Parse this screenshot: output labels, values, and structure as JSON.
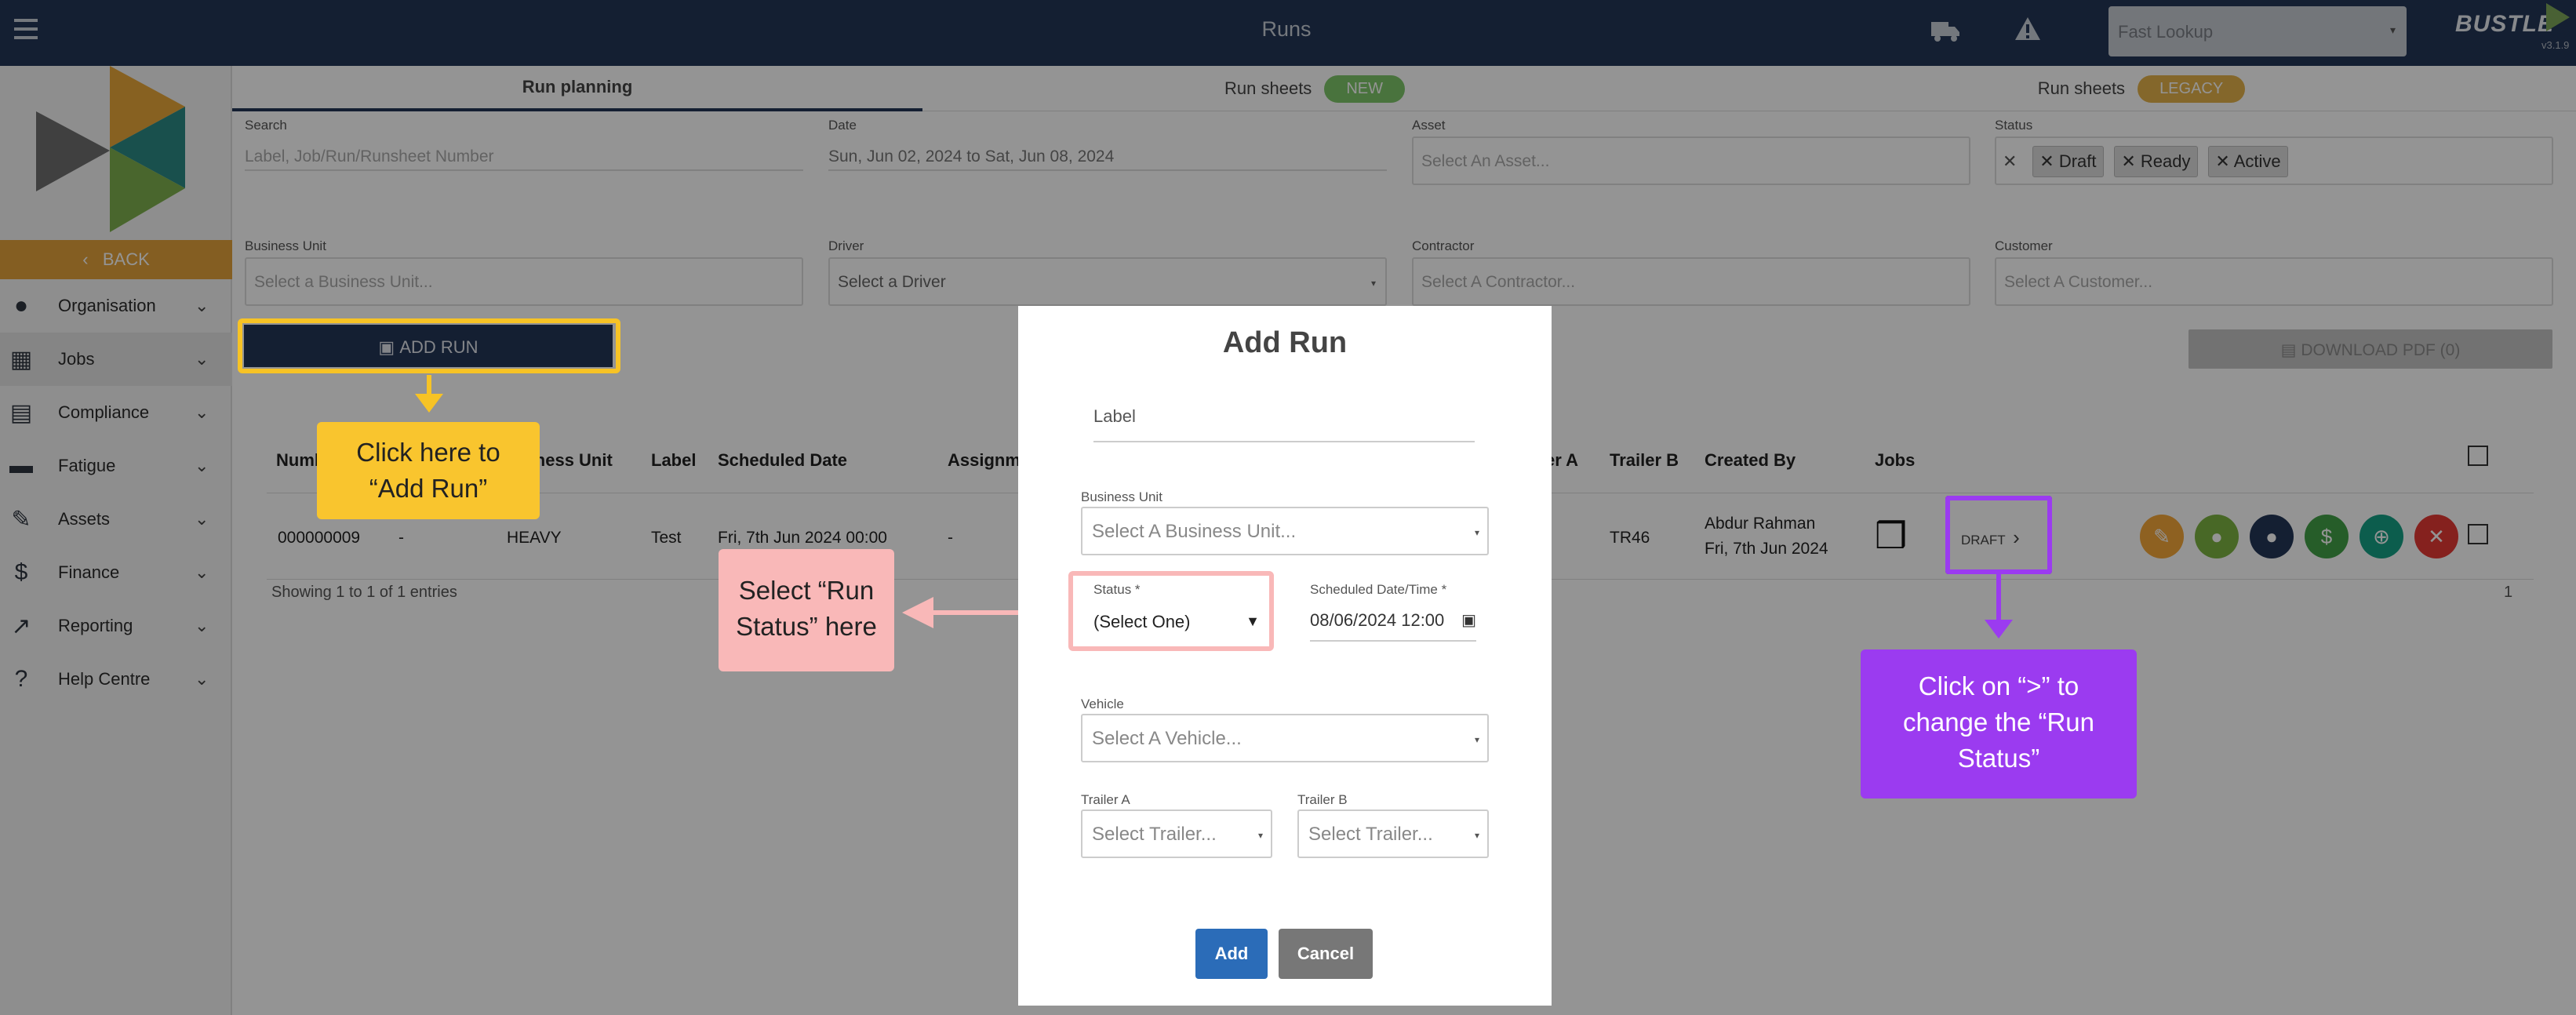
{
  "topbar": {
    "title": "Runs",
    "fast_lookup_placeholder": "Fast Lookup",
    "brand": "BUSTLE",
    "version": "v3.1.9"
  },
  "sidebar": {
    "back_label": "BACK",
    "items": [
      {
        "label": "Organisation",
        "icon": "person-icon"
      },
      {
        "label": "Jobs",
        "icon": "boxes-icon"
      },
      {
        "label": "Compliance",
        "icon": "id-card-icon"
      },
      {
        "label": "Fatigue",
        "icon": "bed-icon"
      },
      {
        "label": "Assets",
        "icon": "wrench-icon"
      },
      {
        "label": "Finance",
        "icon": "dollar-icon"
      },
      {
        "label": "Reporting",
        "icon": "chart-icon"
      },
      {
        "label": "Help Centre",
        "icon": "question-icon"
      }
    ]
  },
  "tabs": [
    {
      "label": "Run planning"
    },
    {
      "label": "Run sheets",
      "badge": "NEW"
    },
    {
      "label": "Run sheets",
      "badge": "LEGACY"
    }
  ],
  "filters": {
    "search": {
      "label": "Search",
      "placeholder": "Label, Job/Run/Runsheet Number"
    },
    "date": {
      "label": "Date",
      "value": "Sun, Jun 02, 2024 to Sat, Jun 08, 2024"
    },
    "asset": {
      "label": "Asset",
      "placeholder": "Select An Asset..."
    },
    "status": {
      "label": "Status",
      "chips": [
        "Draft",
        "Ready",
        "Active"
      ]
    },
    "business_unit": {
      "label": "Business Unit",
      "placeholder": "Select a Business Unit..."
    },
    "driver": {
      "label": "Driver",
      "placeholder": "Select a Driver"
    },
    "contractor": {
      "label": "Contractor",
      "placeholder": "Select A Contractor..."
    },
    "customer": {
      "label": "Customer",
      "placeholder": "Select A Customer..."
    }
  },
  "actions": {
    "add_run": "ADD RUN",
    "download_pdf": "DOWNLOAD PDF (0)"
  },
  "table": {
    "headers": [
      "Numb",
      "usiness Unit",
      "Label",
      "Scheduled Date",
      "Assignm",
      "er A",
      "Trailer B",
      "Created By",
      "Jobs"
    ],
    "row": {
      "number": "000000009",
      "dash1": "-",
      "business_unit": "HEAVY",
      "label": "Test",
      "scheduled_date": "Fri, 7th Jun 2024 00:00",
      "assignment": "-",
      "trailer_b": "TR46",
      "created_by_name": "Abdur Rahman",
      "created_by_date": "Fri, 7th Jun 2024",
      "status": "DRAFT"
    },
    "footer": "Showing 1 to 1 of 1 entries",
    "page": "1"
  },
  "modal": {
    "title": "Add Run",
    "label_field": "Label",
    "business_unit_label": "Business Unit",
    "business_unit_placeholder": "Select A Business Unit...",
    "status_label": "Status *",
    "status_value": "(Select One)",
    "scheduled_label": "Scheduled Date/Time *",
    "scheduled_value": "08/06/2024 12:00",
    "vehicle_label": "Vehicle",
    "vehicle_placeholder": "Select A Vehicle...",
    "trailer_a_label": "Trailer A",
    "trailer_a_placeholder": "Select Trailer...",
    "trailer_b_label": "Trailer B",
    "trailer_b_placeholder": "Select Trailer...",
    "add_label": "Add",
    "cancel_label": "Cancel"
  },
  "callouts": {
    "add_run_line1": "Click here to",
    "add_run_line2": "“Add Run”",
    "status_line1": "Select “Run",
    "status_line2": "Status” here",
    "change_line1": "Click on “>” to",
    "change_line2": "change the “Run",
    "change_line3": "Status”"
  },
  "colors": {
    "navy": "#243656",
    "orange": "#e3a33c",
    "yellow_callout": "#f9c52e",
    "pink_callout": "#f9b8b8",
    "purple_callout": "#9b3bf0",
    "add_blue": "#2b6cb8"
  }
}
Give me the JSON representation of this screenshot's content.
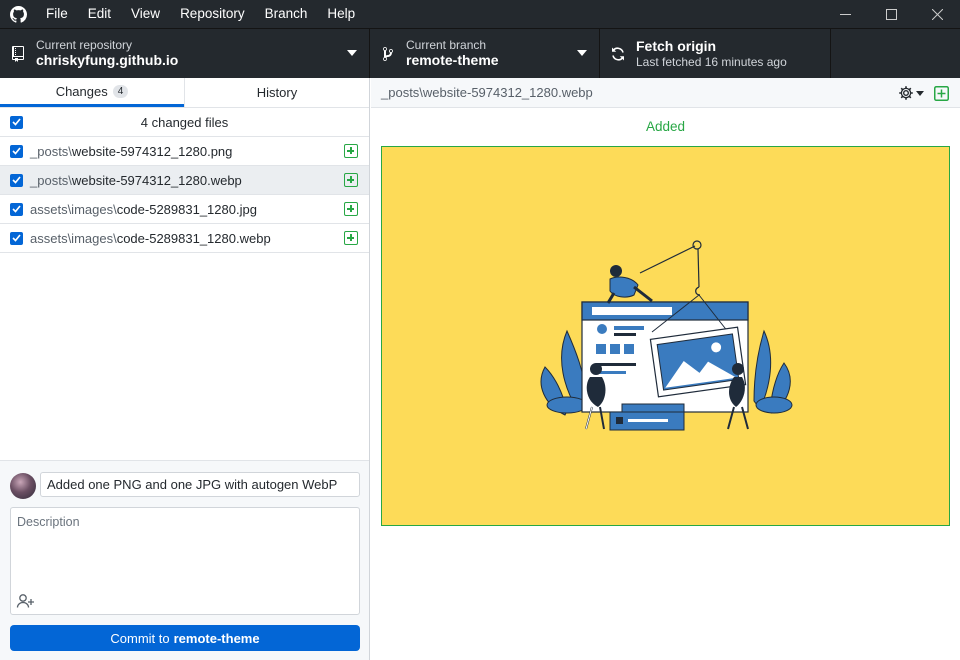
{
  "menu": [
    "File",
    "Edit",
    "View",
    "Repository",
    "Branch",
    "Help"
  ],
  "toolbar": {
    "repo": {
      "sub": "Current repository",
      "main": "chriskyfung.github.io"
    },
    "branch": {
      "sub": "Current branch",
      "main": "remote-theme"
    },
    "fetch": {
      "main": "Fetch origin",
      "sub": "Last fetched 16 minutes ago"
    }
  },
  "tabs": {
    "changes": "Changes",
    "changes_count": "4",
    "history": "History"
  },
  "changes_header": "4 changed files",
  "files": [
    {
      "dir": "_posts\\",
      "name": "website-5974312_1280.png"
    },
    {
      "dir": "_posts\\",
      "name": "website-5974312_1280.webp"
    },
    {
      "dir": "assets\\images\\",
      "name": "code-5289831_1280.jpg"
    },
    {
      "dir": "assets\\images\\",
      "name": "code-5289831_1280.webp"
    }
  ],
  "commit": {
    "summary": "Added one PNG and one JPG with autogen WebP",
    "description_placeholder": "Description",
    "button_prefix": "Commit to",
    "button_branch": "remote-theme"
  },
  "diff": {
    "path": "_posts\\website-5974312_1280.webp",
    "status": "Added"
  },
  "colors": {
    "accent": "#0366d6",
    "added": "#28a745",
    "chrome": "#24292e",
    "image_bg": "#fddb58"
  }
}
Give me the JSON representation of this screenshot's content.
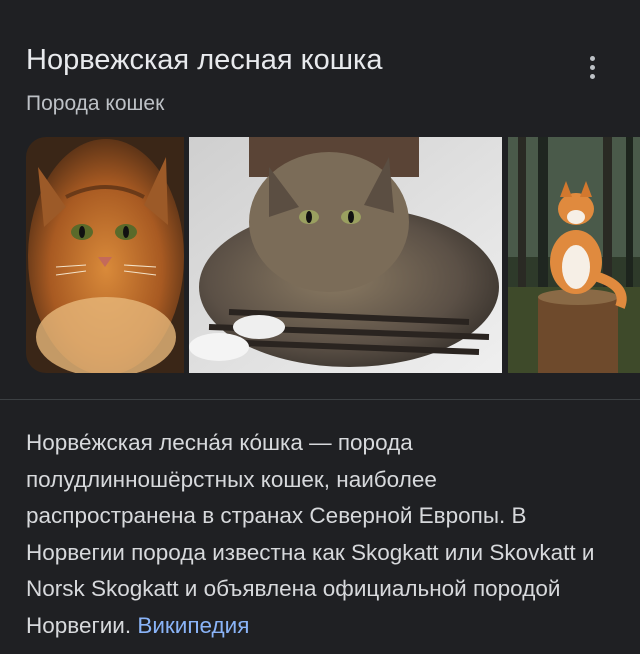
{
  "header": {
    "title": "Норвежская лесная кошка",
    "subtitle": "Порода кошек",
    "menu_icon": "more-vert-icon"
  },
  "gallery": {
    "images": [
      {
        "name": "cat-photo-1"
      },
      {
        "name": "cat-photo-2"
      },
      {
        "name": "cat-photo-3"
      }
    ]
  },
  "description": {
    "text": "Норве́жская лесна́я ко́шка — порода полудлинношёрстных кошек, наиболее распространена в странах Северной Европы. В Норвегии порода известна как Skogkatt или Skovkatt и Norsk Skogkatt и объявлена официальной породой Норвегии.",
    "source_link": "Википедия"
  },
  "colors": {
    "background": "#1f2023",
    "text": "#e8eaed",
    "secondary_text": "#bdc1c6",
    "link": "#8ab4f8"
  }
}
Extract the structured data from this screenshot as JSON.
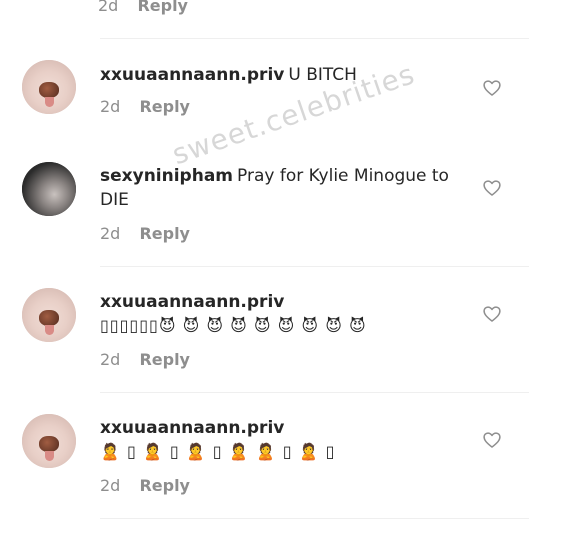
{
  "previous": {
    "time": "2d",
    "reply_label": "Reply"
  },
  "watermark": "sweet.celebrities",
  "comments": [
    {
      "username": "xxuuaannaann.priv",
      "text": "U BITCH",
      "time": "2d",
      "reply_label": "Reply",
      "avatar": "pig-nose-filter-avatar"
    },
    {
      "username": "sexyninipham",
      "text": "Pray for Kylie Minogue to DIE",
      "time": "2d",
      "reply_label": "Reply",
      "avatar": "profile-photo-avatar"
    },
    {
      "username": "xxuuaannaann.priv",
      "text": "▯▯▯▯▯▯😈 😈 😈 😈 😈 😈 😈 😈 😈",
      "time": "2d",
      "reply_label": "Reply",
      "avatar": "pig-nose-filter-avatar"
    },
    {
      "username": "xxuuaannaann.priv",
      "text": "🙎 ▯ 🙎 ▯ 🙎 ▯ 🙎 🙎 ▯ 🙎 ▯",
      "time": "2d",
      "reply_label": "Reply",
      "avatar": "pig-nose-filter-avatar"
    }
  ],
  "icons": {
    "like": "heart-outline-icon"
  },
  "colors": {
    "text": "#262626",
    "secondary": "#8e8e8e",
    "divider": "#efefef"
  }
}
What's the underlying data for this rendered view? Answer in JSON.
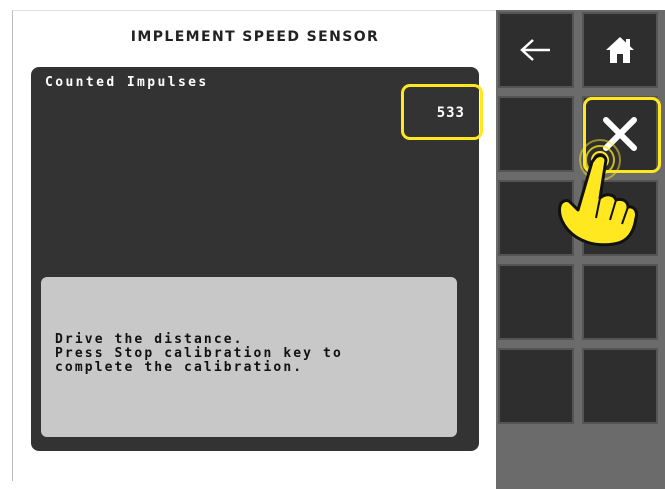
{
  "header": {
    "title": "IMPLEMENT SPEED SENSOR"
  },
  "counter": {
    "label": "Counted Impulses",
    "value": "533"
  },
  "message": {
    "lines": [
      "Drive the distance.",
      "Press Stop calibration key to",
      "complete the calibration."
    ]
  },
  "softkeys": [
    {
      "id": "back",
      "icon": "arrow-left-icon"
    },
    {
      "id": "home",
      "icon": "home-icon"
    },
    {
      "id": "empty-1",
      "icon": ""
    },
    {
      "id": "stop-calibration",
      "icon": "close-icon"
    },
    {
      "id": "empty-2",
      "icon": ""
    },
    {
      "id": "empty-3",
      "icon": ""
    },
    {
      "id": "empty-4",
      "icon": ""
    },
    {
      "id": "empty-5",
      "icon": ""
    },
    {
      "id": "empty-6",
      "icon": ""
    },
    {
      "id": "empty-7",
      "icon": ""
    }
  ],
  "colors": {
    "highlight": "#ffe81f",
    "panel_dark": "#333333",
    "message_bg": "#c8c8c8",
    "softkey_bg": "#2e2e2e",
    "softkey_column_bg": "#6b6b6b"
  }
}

WRITTEN EXERCISE
Beginning with the line that holds "What's the underlying", output each line to the end of the material above, exactly, omitting the pictures.

REPLY TO THE EXERCISE
What's the underlying data for this rendered view? Answer in JSON.
{
  "header": {
    "title": "IMPLEMENT SPEED SENSOR"
  },
  "counter": {
    "label": "Counted Impulses",
    "value": "533"
  },
  "message": {
    "lines": [
      "Drive the distance.",
      "Press Stop calibration key to",
      "complete the calibration."
    ]
  },
  "softkeys": [
    {
      "id": "back",
      "icon": "arrow-left-icon"
    },
    {
      "id": "home",
      "icon": "home-icon"
    },
    {
      "id": "empty-1",
      "icon": ""
    },
    {
      "id": "stop-calibration",
      "icon": "close-icon"
    },
    {
      "id": "empty-2",
      "icon": ""
    },
    {
      "id": "empty-3",
      "icon": ""
    },
    {
      "id": "empty-4",
      "icon": ""
    },
    {
      "id": "empty-5",
      "icon": ""
    },
    {
      "id": "empty-6",
      "icon": ""
    },
    {
      "id": "empty-7",
      "icon": ""
    }
  ],
  "colors": {
    "highlight": "#ffe81f",
    "panel_dark": "#333333",
    "message_bg": "#c8c8c8",
    "softkey_bg": "#2e2e2e",
    "softkey_column_bg": "#6b6b6b"
  }
}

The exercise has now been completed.